— start of Dataset records —

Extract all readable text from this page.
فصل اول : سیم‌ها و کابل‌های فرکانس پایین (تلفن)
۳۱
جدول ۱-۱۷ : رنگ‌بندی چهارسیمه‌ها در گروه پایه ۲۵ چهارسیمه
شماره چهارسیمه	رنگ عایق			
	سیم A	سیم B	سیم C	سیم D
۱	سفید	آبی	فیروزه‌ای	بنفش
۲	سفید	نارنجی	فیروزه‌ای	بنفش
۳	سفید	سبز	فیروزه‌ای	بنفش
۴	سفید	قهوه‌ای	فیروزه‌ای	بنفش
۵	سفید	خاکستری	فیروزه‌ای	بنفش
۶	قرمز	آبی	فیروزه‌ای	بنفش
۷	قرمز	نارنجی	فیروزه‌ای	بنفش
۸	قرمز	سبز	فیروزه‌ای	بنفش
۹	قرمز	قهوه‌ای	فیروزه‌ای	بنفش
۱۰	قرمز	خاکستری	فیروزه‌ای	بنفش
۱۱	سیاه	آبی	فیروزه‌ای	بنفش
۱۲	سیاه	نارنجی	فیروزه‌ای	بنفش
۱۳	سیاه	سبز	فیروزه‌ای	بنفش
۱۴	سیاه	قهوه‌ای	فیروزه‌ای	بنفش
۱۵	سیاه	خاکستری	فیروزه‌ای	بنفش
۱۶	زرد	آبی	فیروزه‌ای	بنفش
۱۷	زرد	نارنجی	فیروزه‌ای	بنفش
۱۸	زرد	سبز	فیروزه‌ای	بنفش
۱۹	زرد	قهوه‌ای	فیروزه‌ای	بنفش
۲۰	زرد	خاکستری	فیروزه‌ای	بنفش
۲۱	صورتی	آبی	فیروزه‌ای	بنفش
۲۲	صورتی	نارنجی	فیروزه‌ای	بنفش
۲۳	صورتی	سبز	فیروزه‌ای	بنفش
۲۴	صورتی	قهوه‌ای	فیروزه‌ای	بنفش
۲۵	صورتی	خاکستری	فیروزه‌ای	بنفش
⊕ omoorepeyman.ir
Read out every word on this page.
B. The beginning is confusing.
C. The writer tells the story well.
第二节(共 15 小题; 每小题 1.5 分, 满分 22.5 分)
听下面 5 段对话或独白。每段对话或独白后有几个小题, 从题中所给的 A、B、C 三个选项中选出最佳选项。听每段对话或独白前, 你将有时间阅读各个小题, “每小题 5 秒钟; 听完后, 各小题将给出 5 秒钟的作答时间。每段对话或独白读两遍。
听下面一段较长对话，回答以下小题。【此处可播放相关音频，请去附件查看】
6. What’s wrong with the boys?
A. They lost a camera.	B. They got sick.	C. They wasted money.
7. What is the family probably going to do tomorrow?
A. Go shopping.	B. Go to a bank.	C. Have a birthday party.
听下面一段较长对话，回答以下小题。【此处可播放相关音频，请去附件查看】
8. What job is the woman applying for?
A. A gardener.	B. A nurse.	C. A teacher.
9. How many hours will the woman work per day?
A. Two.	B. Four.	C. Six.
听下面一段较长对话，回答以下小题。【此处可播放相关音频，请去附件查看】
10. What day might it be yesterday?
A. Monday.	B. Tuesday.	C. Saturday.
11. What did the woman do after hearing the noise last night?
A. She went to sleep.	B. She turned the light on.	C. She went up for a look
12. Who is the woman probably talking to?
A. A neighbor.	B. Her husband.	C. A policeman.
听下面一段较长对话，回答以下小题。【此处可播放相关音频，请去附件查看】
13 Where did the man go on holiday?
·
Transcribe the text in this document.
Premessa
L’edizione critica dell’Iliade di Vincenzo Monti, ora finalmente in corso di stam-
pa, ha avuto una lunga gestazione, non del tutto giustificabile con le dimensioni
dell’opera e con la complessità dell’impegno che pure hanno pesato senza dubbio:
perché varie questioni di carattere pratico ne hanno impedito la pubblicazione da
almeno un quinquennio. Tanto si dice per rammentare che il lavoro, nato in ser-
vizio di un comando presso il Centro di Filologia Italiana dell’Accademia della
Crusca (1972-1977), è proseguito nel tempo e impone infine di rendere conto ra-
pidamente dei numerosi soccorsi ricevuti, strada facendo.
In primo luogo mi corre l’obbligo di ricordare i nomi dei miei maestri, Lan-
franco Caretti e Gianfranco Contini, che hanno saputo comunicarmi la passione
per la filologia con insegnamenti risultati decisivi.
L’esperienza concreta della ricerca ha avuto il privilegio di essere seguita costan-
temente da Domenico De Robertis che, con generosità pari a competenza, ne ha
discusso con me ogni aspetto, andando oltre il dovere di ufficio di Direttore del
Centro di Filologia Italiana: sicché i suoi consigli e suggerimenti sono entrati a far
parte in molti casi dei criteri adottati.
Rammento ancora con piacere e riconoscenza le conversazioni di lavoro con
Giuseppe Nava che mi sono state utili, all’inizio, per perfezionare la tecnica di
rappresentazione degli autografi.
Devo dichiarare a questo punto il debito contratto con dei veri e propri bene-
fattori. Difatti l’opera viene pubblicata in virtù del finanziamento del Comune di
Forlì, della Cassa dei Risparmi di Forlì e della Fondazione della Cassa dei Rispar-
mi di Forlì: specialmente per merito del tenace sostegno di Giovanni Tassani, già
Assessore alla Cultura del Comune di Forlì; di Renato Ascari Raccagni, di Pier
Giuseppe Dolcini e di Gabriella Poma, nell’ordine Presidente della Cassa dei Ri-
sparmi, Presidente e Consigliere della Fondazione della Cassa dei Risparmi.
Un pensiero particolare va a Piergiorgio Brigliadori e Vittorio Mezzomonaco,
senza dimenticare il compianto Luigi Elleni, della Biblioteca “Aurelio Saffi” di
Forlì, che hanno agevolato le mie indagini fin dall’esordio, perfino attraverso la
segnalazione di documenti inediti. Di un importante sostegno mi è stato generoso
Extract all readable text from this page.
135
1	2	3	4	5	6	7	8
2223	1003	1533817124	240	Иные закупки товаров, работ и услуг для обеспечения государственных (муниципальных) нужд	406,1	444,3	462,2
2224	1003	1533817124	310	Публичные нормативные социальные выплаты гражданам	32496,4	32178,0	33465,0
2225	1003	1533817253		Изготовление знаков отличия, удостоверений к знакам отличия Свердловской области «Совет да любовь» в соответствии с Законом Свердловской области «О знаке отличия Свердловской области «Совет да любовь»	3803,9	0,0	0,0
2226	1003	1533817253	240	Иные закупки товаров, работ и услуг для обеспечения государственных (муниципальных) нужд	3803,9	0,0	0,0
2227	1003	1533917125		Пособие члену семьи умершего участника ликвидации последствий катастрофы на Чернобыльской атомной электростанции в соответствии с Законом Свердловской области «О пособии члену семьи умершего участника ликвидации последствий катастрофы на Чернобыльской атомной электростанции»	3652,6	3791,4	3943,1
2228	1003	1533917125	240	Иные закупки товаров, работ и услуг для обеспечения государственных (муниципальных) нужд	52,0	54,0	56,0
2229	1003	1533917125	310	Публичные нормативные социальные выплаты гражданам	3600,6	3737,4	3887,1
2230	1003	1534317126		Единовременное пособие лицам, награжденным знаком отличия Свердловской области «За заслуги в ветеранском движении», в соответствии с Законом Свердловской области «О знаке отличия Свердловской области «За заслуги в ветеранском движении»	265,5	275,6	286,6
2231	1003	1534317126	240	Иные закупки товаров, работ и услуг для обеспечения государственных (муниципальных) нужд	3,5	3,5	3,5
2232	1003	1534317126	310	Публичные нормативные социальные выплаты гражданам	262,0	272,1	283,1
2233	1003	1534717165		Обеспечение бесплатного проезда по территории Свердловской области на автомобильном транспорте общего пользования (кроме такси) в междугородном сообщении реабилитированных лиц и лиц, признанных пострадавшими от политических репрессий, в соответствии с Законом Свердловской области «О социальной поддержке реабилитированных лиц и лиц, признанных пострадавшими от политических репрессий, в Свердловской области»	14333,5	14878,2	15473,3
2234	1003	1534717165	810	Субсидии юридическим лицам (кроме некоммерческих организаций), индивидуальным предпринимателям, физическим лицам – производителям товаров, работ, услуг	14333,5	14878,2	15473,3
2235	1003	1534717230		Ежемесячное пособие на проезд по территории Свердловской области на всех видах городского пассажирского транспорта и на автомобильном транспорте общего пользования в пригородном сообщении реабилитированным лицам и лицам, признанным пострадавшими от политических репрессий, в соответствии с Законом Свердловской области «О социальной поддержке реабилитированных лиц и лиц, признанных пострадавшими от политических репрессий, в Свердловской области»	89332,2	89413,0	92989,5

— end of Dataset records —

= Exercise aim =
Look through the records above and report how many lines hold the word "this", giving only the number.

= Task output =
4